*DATA SHOWN*

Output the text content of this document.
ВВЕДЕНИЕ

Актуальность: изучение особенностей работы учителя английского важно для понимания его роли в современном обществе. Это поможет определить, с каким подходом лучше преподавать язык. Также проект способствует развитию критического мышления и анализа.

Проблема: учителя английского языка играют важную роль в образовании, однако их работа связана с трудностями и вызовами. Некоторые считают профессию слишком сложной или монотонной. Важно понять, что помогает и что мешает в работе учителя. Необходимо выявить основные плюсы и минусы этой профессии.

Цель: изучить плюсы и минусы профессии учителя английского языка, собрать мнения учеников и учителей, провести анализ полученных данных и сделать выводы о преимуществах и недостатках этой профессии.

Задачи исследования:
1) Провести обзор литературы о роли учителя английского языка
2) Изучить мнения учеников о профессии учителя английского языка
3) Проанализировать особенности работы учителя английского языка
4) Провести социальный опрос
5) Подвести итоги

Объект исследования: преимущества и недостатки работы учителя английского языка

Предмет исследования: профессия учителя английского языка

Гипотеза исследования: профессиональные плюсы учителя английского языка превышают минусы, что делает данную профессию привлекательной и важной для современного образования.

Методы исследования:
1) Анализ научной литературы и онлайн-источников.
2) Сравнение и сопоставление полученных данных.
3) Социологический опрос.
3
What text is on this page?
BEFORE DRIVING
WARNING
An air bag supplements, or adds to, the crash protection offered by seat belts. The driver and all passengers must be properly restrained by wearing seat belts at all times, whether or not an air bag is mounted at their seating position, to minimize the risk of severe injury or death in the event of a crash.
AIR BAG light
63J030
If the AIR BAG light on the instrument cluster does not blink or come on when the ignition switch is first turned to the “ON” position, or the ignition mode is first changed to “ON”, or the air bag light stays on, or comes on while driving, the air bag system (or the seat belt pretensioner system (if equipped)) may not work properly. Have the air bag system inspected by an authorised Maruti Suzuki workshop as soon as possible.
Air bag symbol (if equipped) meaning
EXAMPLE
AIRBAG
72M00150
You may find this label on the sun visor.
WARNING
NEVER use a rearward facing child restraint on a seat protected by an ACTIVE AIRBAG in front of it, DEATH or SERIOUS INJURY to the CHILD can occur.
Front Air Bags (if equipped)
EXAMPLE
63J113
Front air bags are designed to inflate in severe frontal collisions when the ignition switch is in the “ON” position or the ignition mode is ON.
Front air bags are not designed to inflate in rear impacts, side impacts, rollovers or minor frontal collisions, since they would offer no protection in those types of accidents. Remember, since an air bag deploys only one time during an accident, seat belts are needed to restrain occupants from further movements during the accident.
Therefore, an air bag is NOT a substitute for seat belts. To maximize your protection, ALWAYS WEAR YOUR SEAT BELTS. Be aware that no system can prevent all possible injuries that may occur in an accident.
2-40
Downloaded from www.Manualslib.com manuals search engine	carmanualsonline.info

*BRIEF*
Which lines hold the word "литературы"? Return all of them from the records above.

*TASK ANSWER*
1) Провести обзор литературы о роли учителя английского языка
1) Анализ научной литературы и онлайн-источников.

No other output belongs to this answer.